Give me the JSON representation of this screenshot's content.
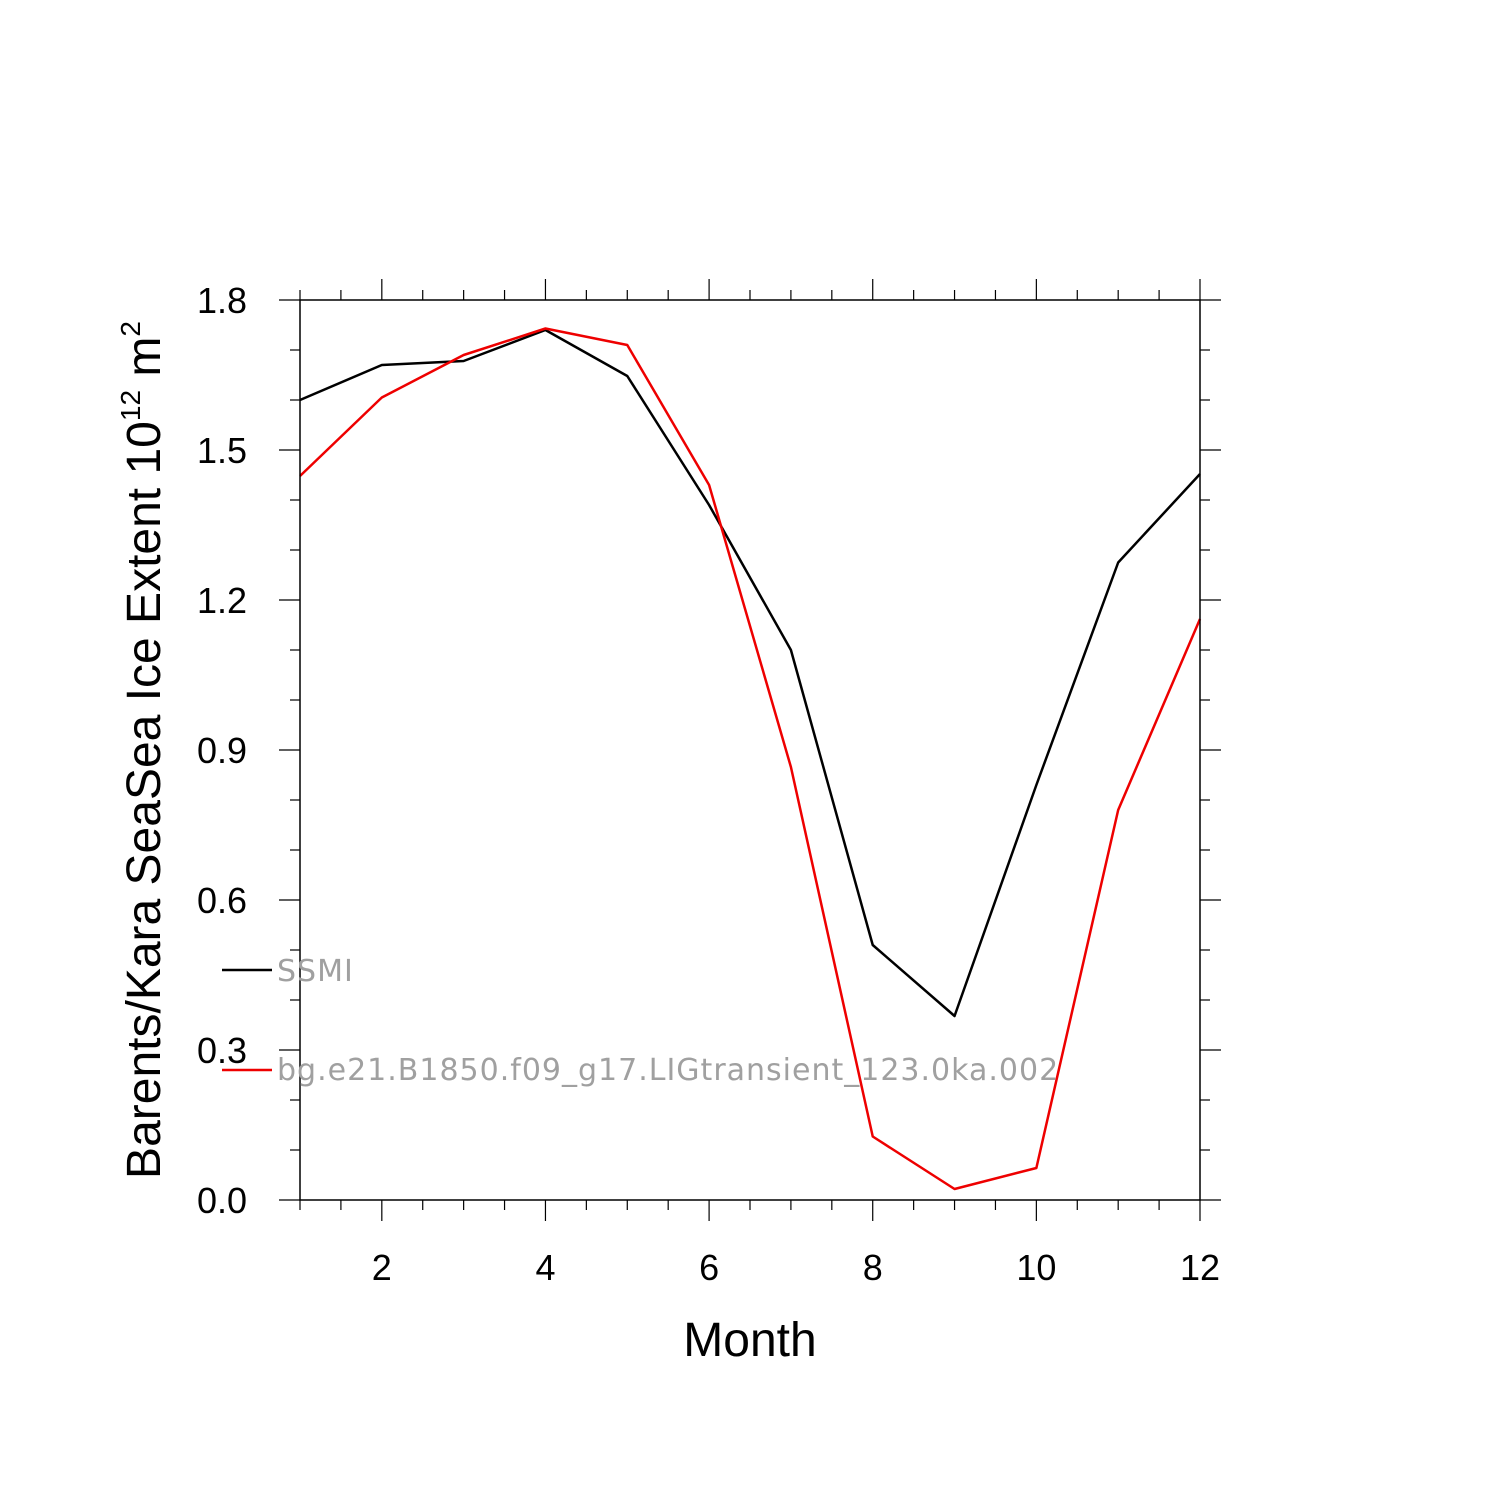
{
  "chart_data": {
    "type": "line",
    "xlabel": "Month",
    "ylabel": {
      "prefix": "Barents/Kara SeaSea Ice Extent 10",
      "exp1": "12",
      "unit": " m",
      "exp2": "2"
    },
    "xlim": [
      1,
      12
    ],
    "ylim": [
      0.0,
      1.8
    ],
    "xticks": [
      2,
      4,
      6,
      8,
      10,
      12
    ],
    "xtick_labels": [
      "2",
      "4",
      "6",
      "8",
      "10",
      "12"
    ],
    "yticks": [
      0.0,
      0.3,
      0.6,
      0.9,
      1.2,
      1.5,
      1.8
    ],
    "ytick_labels": [
      "0.0",
      "0.3",
      "0.6",
      "0.9",
      "1.2",
      "1.5",
      "1.8"
    ],
    "grid": false,
    "legend_position": "lower-left, inside",
    "x": [
      1,
      2,
      3,
      4,
      5,
      6,
      7,
      8,
      9,
      10,
      11,
      12
    ],
    "series": [
      {
        "name": "SSMI",
        "color": "#000000",
        "values": [
          1.6,
          1.67,
          1.678,
          1.74,
          1.648,
          1.39,
          1.1,
          0.51,
          0.368,
          0.83,
          1.275,
          1.452
        ]
      },
      {
        "name": "bg.e21.B1850.f09_g17.LIGtransient_123.0ka.002",
        "color": "#ee0000",
        "values": [
          1.448,
          1.605,
          1.69,
          1.743,
          1.71,
          1.43,
          0.866,
          0.127,
          0.022,
          0.064,
          0.78,
          1.162
        ]
      }
    ]
  }
}
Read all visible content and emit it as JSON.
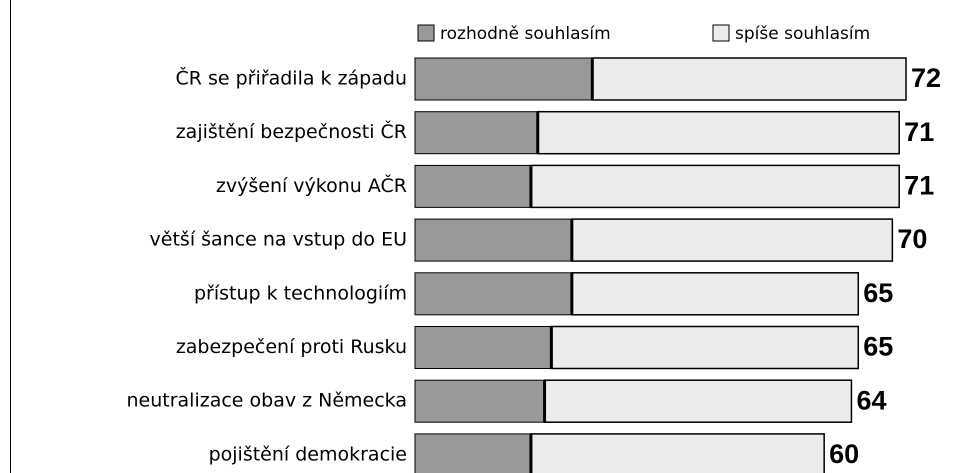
{
  "chart_data": {
    "type": "stacked-barh",
    "categories": [
      "ČR se přiřadila k západu",
      "zajištění bezpečnosti ČR",
      "zvýšení výkonu AČR",
      "větší šance na vstup do EU",
      "přístup k technologiím",
      "zabezpečení proti Rusku",
      "neutralizace obav z Německa",
      "pojištění demokracie"
    ],
    "series": [
      {
        "name": "rozhodně souhlasím",
        "color": "#999999",
        "values": [
          26,
          18,
          17,
          23,
          23,
          20,
          19,
          17
        ]
      },
      {
        "name": "spíše souhlasím",
        "color": "#ececec",
        "values": [
          46,
          53,
          54,
          47,
          42,
          45,
          45,
          43
        ]
      }
    ],
    "totals": [
      72,
      71,
      71,
      70,
      65,
      65,
      64,
      60
    ]
  }
}
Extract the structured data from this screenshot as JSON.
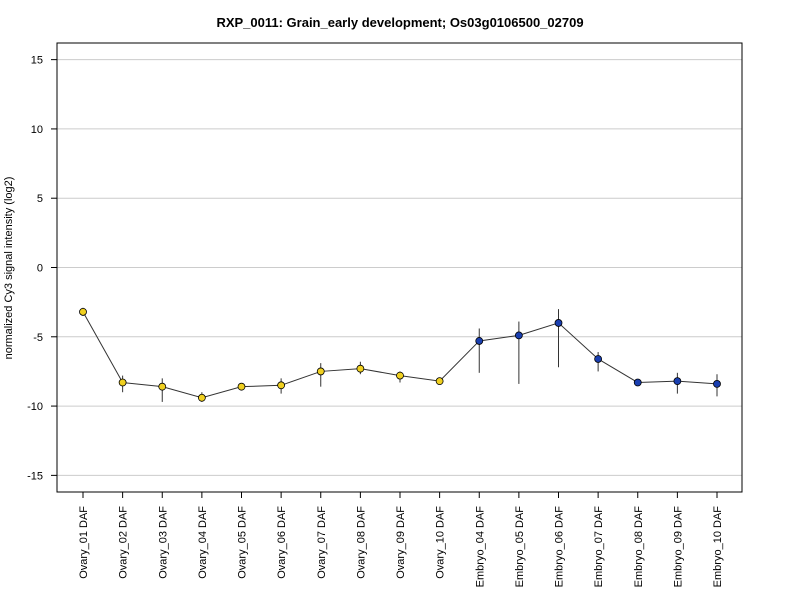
{
  "chart_data": {
    "type": "line",
    "title": "RXP_0011: Grain_early development; Os03g0106500_02709",
    "xlabel": "",
    "ylabel": "normalized Cy3 signal intensity (log2)",
    "ylim": [
      -16.2,
      16.2
    ],
    "yticks": [
      "15",
      "10",
      "5",
      "0",
      "-5",
      "-10",
      "-15"
    ],
    "ytick_values": [
      15,
      10,
      5,
      0,
      -5,
      -10,
      -15
    ],
    "grid": true,
    "categories": [
      "Ovary_01 DAF",
      "Ovary_02 DAF",
      "Ovary_03 DAF",
      "Ovary_04 DAF",
      "Ovary_05 DAF",
      "Ovary_06 DAF",
      "Ovary_07 DAF",
      "Ovary_08 DAF",
      "Ovary_09 DAF",
      "Ovary_10 DAF",
      "Embryo_04 DAF",
      "Embryo_05 DAF",
      "Embryo_06 DAF",
      "Embryo_07 DAF",
      "Embryo_08 DAF",
      "Embryo_09 DAF",
      "Embryo_10 DAF"
    ],
    "series": [
      {
        "values": [
          -3.2,
          -8.3,
          -8.6,
          -9.4,
          -8.6,
          -8.5,
          -7.5,
          -7.3,
          -7.8,
          -8.2,
          -5.3,
          -4.9,
          -4.0,
          -6.6,
          -8.3,
          -8.2,
          -8.4
        ],
        "err_low": [
          -3.5,
          -9.0,
          -9.7,
          -9.7,
          -8.8,
          -9.1,
          -8.6,
          -7.7,
          -8.3,
          -8.3,
          -7.6,
          -8.4,
          -7.2,
          -7.5,
          -8.4,
          -9.1,
          -9.3
        ],
        "err_high": [
          -2.9,
          -7.8,
          -8.0,
          -9.0,
          -8.4,
          -8.0,
          -6.9,
          -6.8,
          -7.5,
          -8.0,
          -4.4,
          -3.9,
          -3.0,
          -6.1,
          -8.2,
          -7.6,
          -7.7
        ],
        "colors": [
          "#f0d020",
          "#f0d020",
          "#f0d020",
          "#f0d020",
          "#f0d020",
          "#f0d020",
          "#f0d020",
          "#f0d020",
          "#f0d020",
          "#f0d020",
          "#1a3fb0",
          "#1a3fb0",
          "#1a3fb0",
          "#1a3fb0",
          "#1a3fb0",
          "#1a3fb0",
          "#1a3fb0"
        ]
      }
    ],
    "colors": {
      "ovary": "#f0d020",
      "embryo": "#1a3fb0",
      "line": "#333333",
      "grid": "#cccccc"
    }
  }
}
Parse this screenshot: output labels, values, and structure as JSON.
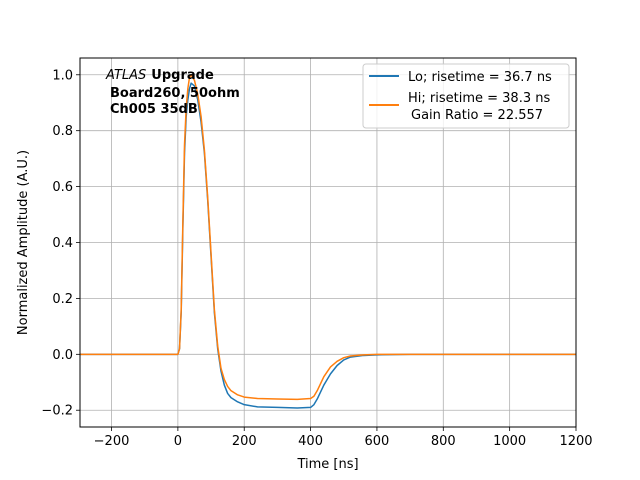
{
  "chart_data": {
    "type": "line",
    "xlabel": "Time [ns]",
    "ylabel": "Normalized Amplitude (A.U.)",
    "xlim": [
      -295,
      1200
    ],
    "ylim": [
      -0.26,
      1.06
    ],
    "xticks": [
      -200,
      0,
      200,
      400,
      600,
      800,
      1000,
      1200
    ],
    "yticks": [
      -0.2,
      0.0,
      0.2,
      0.4,
      0.6,
      0.8,
      1.0
    ],
    "xtick_labels": [
      "−200",
      "0",
      "200",
      "400",
      "600",
      "800",
      "1000",
      "1200"
    ],
    "ytick_labels": [
      "−0.2",
      "0.0",
      "0.2",
      "0.4",
      "0.6",
      "0.8",
      "1.0"
    ],
    "grid": true,
    "legend_position": "top-right",
    "annotation": {
      "line1_italic": "ATLAS",
      "line1_bold": "Upgrade",
      "line2": "Board260, 50ohm",
      "line3": "Ch005 35dB"
    },
    "series": [
      {
        "name": "Lo; risetime = 36.7 ns",
        "color": "#1f77b4",
        "points": [
          [
            -295,
            0.0
          ],
          [
            -100,
            0.0
          ],
          [
            0,
            0.0
          ],
          [
            5,
            0.02
          ],
          [
            10,
            0.15
          ],
          [
            15,
            0.45
          ],
          [
            20,
            0.72
          ],
          [
            25,
            0.85
          ],
          [
            30,
            0.91
          ],
          [
            35,
            0.95
          ],
          [
            40,
            0.97
          ],
          [
            50,
            0.96
          ],
          [
            60,
            0.91
          ],
          [
            70,
            0.83
          ],
          [
            80,
            0.72
          ],
          [
            90,
            0.55
          ],
          [
            100,
            0.35
          ],
          [
            110,
            0.15
          ],
          [
            120,
            0.02
          ],
          [
            130,
            -0.06
          ],
          [
            140,
            -0.11
          ],
          [
            150,
            -0.14
          ],
          [
            160,
            -0.155
          ],
          [
            180,
            -0.17
          ],
          [
            200,
            -0.18
          ],
          [
            240,
            -0.188
          ],
          [
            300,
            -0.19
          ],
          [
            360,
            -0.192
          ],
          [
            400,
            -0.19
          ],
          [
            410,
            -0.18
          ],
          [
            420,
            -0.16
          ],
          [
            440,
            -0.11
          ],
          [
            460,
            -0.07
          ],
          [
            480,
            -0.04
          ],
          [
            500,
            -0.02
          ],
          [
            520,
            -0.01
          ],
          [
            560,
            -0.004
          ],
          [
            600,
            -0.002
          ],
          [
            700,
            0.0
          ],
          [
            800,
            0.0
          ],
          [
            900,
            0.0
          ],
          [
            1000,
            0.0
          ],
          [
            1100,
            0.0
          ],
          [
            1200,
            0.0
          ]
        ]
      },
      {
        "name": "Hi; risetime = 38.3 ns",
        "name_line2": "Gain Ratio = 22.557",
        "color": "#ff7f0e",
        "points": [
          [
            -295,
            0.0
          ],
          [
            -100,
            0.0
          ],
          [
            0,
            0.0
          ],
          [
            5,
            0.02
          ],
          [
            10,
            0.16
          ],
          [
            15,
            0.47
          ],
          [
            20,
            0.75
          ],
          [
            25,
            0.88
          ],
          [
            30,
            0.95
          ],
          [
            35,
            0.99
          ],
          [
            40,
            1.0
          ],
          [
            50,
            0.98
          ],
          [
            60,
            0.93
          ],
          [
            70,
            0.85
          ],
          [
            80,
            0.73
          ],
          [
            90,
            0.56
          ],
          [
            100,
            0.36
          ],
          [
            110,
            0.16
          ],
          [
            120,
            0.03
          ],
          [
            130,
            -0.05
          ],
          [
            140,
            -0.09
          ],
          [
            150,
            -0.115
          ],
          [
            160,
            -0.13
          ],
          [
            180,
            -0.145
          ],
          [
            200,
            -0.153
          ],
          [
            240,
            -0.158
          ],
          [
            300,
            -0.16
          ],
          [
            360,
            -0.161
          ],
          [
            400,
            -0.158
          ],
          [
            410,
            -0.15
          ],
          [
            420,
            -0.13
          ],
          [
            440,
            -0.08
          ],
          [
            460,
            -0.045
          ],
          [
            480,
            -0.025
          ],
          [
            500,
            -0.012
          ],
          [
            520,
            -0.006
          ],
          [
            560,
            -0.002
          ],
          [
            600,
            0.0
          ],
          [
            700,
            0.0
          ],
          [
            800,
            0.0
          ],
          [
            900,
            0.0
          ],
          [
            1000,
            0.0
          ],
          [
            1100,
            0.0
          ],
          [
            1200,
            0.0
          ]
        ]
      }
    ]
  }
}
^^^^
What you have to do:
Pick out all lines from the data above in which the word "ylabel" appears.

The reply:
    "ylabel": {
    "ylabel": "normalized Cy3 signal intensity (log2)",
    "ylabel": "Normalized Amplitude (A.U.)",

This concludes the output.